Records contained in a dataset
##############################
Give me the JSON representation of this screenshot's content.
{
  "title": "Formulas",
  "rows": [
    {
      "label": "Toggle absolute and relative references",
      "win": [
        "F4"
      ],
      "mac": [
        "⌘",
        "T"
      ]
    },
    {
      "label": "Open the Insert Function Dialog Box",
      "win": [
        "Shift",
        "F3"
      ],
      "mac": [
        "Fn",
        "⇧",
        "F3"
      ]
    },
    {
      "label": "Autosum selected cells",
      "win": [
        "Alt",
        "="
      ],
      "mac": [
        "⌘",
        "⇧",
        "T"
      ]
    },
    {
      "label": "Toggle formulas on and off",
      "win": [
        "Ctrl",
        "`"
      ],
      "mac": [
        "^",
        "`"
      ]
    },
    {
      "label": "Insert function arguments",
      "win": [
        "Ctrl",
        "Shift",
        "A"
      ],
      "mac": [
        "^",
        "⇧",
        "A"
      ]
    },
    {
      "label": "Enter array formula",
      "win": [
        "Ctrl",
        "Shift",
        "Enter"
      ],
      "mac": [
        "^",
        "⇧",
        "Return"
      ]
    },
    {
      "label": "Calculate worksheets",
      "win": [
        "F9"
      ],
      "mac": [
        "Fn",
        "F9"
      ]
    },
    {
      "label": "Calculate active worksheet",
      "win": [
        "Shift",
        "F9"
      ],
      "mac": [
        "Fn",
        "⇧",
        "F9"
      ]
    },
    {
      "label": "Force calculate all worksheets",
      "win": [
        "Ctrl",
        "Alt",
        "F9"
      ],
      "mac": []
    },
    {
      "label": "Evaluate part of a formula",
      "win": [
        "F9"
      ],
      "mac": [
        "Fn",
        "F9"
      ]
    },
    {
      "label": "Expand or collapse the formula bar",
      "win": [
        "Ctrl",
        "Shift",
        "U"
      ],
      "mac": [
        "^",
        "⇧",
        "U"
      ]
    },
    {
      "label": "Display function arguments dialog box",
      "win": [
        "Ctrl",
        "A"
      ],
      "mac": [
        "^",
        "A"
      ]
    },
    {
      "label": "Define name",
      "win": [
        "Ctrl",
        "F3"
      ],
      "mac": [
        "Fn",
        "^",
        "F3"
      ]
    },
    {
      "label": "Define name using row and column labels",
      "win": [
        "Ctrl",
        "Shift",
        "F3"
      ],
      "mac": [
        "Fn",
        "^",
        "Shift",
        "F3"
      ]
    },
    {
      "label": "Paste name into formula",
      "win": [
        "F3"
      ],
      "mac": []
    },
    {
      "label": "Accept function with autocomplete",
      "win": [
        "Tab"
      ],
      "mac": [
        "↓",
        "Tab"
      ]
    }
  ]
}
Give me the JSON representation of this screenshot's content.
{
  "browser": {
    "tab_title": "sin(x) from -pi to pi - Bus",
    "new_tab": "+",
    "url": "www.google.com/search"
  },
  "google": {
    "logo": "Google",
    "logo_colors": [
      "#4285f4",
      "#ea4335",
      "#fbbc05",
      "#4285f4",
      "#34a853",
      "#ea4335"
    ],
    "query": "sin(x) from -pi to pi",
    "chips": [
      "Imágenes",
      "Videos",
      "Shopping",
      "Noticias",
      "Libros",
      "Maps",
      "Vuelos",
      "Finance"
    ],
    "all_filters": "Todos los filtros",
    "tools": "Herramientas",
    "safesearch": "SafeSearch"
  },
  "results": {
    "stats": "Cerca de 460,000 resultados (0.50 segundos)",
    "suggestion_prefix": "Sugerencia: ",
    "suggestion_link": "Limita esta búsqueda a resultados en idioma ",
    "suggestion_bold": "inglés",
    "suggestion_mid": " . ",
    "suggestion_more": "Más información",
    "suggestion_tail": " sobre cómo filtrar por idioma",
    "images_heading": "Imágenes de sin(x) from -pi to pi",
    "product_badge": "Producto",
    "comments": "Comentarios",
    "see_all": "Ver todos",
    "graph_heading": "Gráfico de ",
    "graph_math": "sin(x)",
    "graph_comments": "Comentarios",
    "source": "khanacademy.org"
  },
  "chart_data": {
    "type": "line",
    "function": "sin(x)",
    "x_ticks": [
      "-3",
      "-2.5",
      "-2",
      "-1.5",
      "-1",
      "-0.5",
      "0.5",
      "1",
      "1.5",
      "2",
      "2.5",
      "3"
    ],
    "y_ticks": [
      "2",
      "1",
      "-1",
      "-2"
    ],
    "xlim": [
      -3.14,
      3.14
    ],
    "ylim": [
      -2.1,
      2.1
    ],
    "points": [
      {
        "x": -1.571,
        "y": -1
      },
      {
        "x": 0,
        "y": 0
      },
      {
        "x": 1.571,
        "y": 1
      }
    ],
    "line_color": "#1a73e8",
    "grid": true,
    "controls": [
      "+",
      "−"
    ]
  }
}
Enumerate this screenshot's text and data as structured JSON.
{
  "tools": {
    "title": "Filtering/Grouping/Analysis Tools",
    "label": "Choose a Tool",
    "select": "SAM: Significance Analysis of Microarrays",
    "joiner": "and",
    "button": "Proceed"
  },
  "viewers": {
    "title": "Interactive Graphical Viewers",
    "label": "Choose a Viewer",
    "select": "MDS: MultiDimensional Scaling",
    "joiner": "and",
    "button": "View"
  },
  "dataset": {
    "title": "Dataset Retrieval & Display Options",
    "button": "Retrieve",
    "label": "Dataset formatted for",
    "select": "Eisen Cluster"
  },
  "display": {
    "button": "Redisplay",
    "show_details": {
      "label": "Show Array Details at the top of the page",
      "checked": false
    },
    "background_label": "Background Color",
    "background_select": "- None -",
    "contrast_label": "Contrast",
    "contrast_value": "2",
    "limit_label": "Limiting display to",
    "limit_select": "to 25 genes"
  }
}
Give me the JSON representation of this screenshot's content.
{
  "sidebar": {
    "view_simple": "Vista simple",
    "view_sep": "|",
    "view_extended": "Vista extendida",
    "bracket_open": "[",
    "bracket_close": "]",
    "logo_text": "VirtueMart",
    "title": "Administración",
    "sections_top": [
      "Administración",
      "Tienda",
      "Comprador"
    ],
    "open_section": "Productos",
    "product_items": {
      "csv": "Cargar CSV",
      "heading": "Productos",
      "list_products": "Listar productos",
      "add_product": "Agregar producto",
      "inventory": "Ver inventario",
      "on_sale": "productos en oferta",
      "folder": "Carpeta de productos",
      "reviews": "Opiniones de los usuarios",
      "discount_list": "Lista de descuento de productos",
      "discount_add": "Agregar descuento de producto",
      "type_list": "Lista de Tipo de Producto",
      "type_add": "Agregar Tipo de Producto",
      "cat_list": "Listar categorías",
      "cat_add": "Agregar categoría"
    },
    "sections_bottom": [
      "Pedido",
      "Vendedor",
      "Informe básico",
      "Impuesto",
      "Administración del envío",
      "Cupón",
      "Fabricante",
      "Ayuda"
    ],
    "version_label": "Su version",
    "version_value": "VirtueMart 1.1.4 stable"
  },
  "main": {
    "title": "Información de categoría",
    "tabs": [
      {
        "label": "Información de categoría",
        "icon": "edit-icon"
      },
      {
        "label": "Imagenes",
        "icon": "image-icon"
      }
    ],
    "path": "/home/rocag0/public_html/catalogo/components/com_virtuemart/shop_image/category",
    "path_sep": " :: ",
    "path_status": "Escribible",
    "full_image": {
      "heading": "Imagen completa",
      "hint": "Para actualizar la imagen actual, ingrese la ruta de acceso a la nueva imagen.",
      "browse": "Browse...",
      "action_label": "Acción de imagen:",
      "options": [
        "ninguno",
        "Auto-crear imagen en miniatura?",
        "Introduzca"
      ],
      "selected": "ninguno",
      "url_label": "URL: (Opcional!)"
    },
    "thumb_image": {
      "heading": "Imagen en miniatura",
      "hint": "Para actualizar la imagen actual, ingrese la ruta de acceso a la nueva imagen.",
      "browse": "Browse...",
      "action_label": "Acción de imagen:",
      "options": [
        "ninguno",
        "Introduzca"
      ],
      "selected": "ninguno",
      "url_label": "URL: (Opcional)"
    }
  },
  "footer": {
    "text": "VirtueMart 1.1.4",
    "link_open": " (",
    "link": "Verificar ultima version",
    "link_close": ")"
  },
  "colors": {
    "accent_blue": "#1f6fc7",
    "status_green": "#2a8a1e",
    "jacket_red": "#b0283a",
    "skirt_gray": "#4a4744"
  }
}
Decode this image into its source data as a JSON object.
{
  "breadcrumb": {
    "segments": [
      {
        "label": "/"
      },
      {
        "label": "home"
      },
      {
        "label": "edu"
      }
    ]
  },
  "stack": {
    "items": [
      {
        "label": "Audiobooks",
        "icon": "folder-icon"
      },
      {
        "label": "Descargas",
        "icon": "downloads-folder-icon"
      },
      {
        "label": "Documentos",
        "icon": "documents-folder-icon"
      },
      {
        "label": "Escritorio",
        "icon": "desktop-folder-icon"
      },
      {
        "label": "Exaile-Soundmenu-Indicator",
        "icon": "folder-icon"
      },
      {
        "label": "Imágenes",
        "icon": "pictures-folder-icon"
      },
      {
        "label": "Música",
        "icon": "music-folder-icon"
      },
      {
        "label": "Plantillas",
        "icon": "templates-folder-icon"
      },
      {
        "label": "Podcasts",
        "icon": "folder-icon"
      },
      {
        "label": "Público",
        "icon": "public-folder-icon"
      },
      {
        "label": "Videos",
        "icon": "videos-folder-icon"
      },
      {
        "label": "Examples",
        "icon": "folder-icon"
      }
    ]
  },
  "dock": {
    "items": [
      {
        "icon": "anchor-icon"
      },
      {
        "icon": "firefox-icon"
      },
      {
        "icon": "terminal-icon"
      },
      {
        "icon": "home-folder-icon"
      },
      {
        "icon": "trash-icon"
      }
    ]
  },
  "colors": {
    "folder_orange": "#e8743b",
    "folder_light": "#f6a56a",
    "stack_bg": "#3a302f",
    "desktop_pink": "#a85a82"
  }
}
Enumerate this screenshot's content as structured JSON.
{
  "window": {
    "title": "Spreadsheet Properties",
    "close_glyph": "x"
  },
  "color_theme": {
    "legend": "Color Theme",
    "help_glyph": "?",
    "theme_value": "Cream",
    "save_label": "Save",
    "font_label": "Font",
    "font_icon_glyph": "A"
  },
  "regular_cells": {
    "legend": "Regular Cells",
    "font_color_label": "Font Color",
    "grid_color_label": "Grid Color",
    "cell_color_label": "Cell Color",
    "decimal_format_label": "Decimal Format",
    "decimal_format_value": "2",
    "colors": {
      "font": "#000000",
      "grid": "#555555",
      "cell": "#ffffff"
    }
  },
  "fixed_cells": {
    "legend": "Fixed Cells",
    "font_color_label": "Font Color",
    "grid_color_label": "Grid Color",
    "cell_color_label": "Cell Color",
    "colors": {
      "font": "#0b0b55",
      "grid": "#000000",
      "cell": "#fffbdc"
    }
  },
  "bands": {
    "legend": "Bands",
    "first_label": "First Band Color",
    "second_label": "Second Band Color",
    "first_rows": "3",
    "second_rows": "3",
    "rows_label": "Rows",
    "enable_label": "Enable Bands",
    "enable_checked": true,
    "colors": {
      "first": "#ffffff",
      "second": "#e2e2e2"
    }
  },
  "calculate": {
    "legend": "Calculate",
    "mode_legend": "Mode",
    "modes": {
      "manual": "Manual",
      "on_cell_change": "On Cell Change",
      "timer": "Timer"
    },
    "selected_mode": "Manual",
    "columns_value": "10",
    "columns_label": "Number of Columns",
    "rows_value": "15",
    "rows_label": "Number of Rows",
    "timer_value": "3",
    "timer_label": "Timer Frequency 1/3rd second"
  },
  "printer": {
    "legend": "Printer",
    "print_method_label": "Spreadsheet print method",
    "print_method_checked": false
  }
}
##############################
Look through the records and gather every line containing "structured".

- Task response:
Enumerate this screenshot's text and data as structured JSON.
Enumerate this screenshot's content as structured JSON.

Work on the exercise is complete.